# [TASK GOAL]
Read through the data and report every line in which the word "this" occurs.

┏━━

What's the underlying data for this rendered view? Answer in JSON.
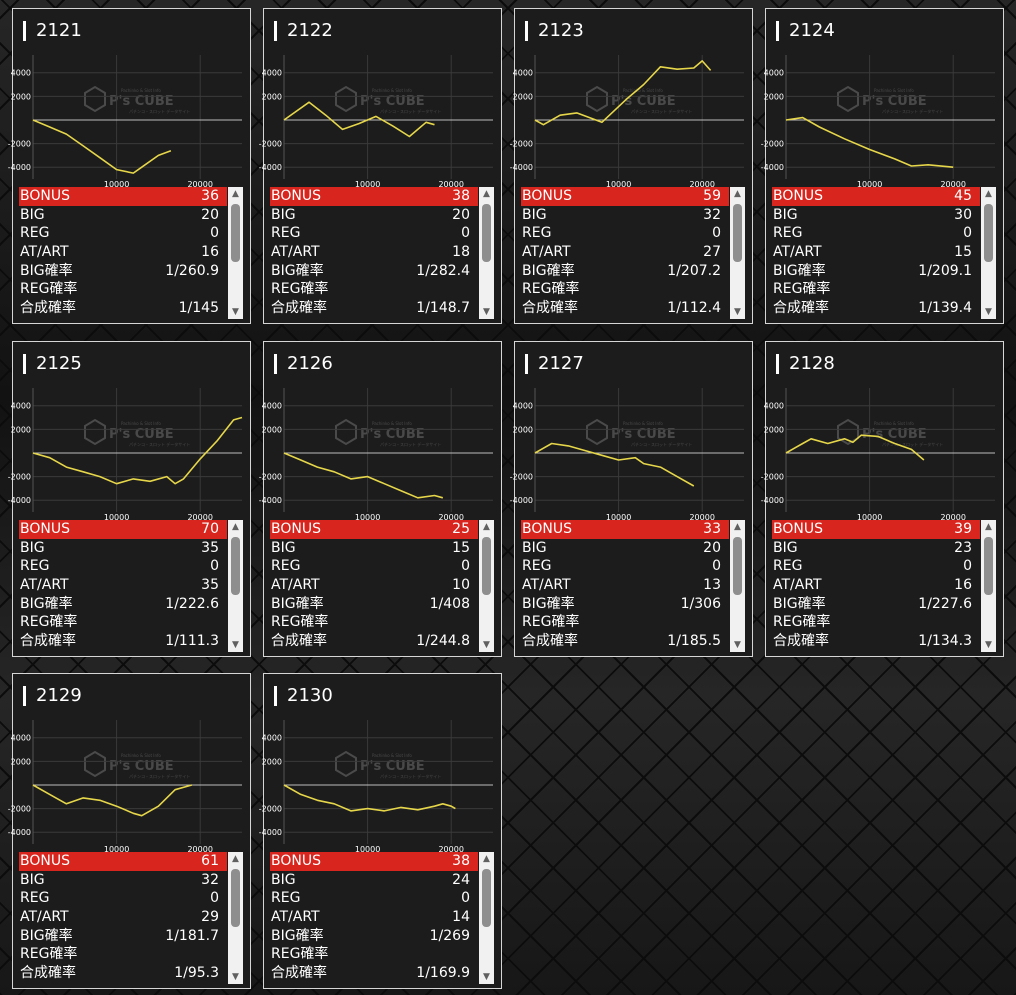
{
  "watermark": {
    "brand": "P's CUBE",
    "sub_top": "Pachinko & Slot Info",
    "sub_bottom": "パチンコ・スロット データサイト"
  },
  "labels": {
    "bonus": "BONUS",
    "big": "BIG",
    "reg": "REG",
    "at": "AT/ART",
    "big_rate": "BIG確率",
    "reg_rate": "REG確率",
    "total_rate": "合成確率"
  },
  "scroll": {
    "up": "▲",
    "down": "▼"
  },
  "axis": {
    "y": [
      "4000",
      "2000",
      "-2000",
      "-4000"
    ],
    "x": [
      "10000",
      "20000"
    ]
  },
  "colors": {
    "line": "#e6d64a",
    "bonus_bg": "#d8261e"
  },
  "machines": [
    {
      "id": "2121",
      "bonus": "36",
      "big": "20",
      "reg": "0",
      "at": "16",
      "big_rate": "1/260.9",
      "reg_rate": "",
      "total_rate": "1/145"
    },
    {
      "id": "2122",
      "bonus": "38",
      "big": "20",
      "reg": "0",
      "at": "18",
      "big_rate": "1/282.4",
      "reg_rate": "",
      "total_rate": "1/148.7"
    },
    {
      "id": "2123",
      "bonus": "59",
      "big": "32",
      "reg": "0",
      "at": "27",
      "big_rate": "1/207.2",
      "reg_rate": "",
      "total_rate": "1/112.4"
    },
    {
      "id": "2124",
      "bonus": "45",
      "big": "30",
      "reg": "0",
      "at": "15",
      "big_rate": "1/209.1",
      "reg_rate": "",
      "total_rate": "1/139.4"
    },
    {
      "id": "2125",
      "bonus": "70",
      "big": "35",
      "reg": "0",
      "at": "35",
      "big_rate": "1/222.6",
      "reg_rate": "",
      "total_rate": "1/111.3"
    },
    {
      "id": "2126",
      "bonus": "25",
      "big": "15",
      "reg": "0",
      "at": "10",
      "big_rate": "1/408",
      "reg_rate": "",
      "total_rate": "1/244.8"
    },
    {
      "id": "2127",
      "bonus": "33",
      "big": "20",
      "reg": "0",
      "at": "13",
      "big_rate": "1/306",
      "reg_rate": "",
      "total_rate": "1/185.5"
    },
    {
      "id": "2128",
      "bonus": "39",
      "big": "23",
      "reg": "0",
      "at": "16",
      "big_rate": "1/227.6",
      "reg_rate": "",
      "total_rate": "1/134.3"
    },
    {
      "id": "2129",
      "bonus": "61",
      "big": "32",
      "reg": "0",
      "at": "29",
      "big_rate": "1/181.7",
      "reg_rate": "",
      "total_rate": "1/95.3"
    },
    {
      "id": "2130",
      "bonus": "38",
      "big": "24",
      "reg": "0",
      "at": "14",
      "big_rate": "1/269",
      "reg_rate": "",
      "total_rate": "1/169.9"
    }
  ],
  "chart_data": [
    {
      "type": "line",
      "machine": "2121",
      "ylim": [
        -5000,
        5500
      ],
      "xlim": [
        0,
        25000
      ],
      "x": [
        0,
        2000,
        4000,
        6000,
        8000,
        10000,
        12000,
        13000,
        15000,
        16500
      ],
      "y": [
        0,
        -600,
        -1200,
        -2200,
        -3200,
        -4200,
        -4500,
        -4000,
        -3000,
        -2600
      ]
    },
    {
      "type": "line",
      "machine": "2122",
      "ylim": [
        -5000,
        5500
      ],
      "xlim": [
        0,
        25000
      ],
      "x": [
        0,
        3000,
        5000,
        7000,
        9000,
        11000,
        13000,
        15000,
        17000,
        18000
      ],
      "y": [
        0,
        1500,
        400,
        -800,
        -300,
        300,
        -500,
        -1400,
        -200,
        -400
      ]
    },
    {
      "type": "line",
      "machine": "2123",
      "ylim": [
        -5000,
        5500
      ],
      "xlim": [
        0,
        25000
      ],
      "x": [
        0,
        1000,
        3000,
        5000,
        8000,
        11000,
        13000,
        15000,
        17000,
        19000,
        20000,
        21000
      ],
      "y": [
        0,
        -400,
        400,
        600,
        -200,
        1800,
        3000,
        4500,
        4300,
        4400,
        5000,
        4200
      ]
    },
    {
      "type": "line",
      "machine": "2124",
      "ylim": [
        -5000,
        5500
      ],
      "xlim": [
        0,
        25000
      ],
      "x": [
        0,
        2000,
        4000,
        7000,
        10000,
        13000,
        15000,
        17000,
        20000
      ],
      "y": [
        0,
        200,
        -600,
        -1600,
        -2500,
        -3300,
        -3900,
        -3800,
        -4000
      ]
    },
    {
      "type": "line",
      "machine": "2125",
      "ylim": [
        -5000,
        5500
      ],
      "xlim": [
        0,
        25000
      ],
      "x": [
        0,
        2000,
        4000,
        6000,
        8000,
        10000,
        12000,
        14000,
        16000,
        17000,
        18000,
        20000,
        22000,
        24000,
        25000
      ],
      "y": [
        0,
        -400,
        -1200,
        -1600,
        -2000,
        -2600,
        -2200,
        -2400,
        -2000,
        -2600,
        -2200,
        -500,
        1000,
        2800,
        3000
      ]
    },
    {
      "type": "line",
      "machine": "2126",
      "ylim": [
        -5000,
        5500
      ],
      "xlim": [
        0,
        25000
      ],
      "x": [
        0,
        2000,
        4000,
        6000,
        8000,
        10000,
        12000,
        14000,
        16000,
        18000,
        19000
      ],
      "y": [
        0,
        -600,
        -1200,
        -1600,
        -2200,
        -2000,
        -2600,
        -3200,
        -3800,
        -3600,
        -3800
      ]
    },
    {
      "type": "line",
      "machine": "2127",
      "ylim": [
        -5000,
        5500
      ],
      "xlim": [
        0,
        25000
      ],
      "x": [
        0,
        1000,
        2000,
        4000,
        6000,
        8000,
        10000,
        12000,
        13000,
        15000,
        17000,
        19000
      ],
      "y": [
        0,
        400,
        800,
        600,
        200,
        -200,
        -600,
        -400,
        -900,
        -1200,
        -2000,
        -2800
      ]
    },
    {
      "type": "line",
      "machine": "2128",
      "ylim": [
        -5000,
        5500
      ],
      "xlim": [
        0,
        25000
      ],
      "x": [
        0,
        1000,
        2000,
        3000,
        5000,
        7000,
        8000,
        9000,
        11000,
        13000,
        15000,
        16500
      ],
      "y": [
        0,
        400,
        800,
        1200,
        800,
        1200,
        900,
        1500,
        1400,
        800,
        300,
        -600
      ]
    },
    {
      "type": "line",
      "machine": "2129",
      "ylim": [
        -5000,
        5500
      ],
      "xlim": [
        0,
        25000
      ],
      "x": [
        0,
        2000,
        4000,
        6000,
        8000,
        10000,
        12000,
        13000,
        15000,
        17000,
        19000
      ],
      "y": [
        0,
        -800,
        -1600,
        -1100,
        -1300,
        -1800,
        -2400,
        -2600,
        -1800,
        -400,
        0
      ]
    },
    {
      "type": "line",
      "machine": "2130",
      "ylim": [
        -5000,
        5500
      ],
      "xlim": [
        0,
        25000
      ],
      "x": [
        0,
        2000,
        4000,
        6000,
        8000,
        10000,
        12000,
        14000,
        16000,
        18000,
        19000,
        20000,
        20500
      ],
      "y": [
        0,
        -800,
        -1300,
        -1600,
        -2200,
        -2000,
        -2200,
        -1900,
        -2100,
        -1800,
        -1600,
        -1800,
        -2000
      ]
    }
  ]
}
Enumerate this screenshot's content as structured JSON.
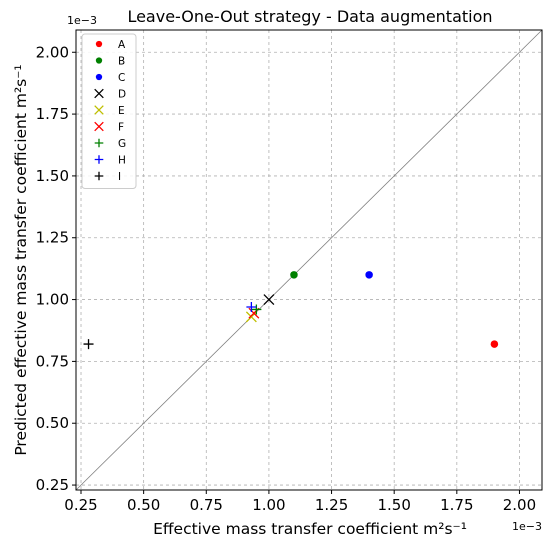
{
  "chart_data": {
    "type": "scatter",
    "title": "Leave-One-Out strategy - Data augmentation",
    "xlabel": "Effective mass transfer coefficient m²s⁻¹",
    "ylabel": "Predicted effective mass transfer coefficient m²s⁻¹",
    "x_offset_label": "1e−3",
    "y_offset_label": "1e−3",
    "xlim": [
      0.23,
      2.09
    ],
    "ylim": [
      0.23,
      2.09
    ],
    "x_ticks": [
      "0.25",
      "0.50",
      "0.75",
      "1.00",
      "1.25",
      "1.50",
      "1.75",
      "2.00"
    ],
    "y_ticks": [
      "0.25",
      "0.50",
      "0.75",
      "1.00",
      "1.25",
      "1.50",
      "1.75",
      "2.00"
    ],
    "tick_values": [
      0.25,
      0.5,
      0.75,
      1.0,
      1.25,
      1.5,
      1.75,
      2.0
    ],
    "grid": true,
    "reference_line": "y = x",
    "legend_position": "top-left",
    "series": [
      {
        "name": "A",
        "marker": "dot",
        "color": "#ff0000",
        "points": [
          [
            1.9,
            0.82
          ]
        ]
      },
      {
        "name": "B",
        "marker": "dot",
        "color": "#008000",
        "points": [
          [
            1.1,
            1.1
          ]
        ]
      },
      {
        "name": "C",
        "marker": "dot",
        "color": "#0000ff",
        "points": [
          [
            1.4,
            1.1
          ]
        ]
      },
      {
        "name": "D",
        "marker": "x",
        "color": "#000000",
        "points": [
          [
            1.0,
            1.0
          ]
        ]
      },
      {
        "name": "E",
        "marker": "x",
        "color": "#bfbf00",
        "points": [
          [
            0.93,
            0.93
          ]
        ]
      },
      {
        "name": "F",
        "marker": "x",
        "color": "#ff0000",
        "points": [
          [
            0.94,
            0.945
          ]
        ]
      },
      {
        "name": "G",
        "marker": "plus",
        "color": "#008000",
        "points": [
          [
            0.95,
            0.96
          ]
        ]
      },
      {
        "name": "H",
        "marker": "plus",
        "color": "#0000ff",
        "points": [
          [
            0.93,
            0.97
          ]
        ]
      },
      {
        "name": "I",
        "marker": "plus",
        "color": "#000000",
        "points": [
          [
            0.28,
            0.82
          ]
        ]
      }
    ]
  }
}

┗━━

# [THE SOLUTION]
What's the underlying data for this rendered view? Answer in JSON.
Enumerate this screenshot's content as structured JSON.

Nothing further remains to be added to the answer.